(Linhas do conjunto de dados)
►

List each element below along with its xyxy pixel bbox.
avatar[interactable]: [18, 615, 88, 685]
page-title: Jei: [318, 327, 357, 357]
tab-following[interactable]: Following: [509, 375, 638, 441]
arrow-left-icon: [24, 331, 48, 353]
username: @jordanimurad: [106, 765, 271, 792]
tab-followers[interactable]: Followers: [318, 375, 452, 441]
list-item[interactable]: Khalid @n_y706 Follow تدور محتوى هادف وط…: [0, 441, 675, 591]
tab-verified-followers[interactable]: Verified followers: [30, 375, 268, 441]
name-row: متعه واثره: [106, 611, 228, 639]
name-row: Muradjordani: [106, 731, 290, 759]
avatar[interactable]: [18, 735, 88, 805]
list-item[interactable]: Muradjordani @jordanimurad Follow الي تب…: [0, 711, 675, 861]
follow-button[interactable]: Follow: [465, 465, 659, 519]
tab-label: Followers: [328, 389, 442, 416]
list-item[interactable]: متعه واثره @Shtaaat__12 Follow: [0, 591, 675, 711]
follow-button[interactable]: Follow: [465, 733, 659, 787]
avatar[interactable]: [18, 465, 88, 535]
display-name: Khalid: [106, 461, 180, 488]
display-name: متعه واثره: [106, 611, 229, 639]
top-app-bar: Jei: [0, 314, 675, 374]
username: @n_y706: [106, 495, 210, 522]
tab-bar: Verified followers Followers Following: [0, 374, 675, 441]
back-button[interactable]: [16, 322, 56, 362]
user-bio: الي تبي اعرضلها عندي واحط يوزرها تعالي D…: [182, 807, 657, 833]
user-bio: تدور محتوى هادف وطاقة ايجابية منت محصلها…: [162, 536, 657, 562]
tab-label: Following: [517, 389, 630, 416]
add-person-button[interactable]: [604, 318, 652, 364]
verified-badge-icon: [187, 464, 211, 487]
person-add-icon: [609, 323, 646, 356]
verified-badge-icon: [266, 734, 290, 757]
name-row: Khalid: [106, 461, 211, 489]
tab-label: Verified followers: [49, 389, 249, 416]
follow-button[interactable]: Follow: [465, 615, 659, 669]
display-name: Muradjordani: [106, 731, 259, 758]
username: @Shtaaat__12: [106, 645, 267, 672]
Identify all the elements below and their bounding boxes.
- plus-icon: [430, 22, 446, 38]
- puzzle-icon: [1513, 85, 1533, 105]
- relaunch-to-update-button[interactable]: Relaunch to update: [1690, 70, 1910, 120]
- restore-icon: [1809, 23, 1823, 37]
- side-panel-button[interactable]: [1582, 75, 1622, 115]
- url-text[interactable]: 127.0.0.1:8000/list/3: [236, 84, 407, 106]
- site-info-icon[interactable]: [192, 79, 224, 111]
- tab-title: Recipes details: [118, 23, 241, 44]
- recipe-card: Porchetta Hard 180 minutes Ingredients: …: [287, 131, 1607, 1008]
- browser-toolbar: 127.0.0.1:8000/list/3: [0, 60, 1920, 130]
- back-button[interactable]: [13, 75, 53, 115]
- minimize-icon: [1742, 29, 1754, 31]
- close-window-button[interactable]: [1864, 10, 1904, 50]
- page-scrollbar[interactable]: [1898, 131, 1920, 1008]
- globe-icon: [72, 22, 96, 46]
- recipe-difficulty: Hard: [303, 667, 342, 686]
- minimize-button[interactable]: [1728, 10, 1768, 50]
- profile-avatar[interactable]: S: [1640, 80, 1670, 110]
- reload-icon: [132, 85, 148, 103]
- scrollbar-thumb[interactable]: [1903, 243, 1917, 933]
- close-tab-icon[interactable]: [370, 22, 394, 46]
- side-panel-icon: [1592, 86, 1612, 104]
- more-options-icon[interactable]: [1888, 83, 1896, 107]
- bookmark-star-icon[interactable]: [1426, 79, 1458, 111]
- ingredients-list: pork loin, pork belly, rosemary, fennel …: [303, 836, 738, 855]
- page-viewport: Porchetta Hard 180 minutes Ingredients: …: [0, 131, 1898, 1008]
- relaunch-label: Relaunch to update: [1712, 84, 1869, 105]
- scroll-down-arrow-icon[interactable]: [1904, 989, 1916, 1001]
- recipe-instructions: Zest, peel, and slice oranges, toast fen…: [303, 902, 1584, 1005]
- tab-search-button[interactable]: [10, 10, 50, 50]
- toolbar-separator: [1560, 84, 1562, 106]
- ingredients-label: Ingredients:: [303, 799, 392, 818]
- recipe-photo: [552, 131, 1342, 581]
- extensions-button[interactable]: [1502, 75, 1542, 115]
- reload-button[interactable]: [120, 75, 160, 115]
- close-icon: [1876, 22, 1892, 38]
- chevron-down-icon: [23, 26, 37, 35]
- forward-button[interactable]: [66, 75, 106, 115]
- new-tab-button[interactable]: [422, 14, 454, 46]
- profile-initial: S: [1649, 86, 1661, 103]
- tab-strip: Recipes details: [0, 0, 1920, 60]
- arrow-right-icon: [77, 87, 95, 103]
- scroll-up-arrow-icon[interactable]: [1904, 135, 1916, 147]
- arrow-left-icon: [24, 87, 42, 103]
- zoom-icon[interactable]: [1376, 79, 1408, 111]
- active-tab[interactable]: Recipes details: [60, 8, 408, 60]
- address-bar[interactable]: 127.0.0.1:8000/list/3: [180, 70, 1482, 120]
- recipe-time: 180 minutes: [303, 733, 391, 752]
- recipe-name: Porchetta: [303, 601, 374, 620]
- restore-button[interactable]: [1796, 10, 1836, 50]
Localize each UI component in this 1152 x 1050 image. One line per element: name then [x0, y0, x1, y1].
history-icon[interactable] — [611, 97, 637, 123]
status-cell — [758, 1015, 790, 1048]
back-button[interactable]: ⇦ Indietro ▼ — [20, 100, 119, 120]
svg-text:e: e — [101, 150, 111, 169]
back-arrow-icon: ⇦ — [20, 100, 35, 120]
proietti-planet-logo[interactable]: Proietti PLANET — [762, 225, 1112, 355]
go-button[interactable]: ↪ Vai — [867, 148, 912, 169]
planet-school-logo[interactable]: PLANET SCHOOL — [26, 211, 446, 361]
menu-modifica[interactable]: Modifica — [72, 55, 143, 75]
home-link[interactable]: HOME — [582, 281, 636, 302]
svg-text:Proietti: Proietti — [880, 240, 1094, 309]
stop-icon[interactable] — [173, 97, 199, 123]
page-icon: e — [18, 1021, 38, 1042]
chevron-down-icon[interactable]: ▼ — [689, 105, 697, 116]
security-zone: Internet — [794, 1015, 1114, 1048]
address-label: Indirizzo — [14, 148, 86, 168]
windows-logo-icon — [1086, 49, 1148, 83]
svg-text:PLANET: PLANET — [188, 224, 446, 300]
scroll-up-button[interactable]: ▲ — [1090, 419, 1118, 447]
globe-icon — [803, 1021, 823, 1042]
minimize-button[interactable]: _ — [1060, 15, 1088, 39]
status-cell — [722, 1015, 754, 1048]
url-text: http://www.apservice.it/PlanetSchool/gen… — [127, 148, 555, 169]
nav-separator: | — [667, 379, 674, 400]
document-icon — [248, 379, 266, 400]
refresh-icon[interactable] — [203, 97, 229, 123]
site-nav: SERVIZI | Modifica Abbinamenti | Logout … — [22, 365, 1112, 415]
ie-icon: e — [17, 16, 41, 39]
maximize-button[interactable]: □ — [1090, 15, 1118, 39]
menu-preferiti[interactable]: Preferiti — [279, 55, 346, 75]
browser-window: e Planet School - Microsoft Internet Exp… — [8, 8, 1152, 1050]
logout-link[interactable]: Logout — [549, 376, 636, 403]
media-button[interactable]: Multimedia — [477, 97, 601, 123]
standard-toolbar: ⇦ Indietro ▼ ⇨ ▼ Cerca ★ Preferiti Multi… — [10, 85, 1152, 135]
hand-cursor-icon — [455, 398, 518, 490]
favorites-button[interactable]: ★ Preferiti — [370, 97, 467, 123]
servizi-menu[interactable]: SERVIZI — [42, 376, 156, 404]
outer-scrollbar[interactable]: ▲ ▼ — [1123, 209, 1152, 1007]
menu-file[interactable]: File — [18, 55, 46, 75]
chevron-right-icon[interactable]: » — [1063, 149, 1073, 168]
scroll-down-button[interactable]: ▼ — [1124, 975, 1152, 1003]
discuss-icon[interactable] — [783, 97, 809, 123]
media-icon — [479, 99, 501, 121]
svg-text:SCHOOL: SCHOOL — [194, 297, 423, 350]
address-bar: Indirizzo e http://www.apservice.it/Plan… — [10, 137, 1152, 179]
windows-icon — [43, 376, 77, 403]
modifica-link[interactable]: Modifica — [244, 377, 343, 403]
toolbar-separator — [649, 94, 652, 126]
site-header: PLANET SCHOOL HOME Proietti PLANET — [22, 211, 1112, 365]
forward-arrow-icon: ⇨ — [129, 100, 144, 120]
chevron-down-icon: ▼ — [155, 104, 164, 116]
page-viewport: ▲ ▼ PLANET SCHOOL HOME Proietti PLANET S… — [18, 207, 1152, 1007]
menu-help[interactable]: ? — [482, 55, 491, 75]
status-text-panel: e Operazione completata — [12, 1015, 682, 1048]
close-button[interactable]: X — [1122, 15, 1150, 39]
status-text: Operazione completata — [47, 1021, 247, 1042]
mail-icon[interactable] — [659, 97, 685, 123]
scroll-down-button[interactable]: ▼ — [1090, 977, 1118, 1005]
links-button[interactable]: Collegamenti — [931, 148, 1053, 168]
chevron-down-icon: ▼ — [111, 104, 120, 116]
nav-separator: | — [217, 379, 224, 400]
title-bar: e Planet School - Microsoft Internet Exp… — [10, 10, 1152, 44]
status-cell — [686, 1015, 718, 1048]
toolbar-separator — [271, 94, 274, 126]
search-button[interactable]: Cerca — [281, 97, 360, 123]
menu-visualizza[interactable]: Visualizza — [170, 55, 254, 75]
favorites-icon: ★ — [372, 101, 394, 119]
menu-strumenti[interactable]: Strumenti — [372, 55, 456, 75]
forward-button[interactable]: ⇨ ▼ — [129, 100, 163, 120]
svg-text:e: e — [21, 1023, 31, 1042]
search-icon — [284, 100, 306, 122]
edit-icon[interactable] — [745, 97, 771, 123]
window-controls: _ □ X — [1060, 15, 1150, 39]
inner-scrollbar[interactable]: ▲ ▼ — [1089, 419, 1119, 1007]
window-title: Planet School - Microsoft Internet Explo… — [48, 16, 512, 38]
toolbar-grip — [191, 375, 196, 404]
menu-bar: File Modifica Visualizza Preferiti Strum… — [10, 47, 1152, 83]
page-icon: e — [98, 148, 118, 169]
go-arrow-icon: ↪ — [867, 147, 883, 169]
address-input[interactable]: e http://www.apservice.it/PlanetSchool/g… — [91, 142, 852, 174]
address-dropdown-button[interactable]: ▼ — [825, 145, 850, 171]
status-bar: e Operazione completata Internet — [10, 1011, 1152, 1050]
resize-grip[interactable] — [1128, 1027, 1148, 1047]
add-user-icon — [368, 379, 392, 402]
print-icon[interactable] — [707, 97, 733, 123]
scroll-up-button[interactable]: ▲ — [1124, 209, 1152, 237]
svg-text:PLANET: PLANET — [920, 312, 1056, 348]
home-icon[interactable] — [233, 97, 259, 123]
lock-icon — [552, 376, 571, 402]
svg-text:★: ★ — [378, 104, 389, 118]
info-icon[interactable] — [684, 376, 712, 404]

◄

**Objetivo da tarefa**
Escreva de novo, sem mudar nada, as linhas acima, começando na primeira e indo até a linha que contém "- puzzle-icon: [1513, 85, 1533, 105]", incluindo essa linha.

**Resultado da tarefa**
List each element below along with its xyxy pixel bbox.
avatar[interactable]: [18, 615, 88, 685]
page-title: Jei: [318, 327, 357, 357]
tab-following[interactable]: Following: [509, 375, 638, 441]
arrow-left-icon: [24, 331, 48, 353]
username: @jordanimurad: [106, 765, 271, 792]
tab-followers[interactable]: Followers: [318, 375, 452, 441]
list-item[interactable]: Khalid @n_y706 Follow تدور محتوى هادف وط…: [0, 441, 675, 591]
tab-verified-followers[interactable]: Verified followers: [30, 375, 268, 441]
name-row: متعه واثره: [106, 611, 228, 639]
name-row: Muradjordani: [106, 731, 290, 759]
avatar[interactable]: [18, 735, 88, 805]
list-item[interactable]: Muradjordani @jordanimurad Follow الي تب…: [0, 711, 675, 861]
follow-button[interactable]: Follow: [465, 465, 659, 519]
tab-label: Followers: [328, 389, 442, 416]
list-item[interactable]: متعه واثره @Shtaaat__12 Follow: [0, 591, 675, 711]
follow-button[interactable]: Follow: [465, 733, 659, 787]
avatar[interactable]: [18, 465, 88, 535]
display-name: Khalid: [106, 461, 180, 488]
display-name: متعه واثره: [106, 611, 229, 639]
top-app-bar: Jei: [0, 314, 675, 374]
username: @n_y706: [106, 495, 210, 522]
tab-bar: Verified followers Followers Following: [0, 374, 675, 441]
back-button[interactable]: [16, 322, 56, 362]
user-bio: الي تبي اعرضلها عندي واحط يوزرها تعالي D…: [182, 807, 657, 833]
user-bio: تدور محتوى هادف وطاقة ايجابية منت محصلها…: [162, 536, 657, 562]
tab-label: Following: [517, 389, 630, 416]
add-person-button[interactable]: [604, 318, 652, 364]
verified-badge-icon: [187, 464, 211, 487]
person-add-icon: [609, 323, 646, 356]
verified-badge-icon: [266, 734, 290, 757]
name-row: Khalid: [106, 461, 211, 489]
tab-label: Verified followers: [49, 389, 249, 416]
follow-button[interactable]: Follow: [465, 615, 659, 669]
display-name: Muradjordani: [106, 731, 259, 758]
username: @Shtaaat__12: [106, 645, 267, 672]
Identify all the elements below and their bounding boxes.
- plus-icon: [430, 22, 446, 38]
- puzzle-icon: [1513, 85, 1533, 105]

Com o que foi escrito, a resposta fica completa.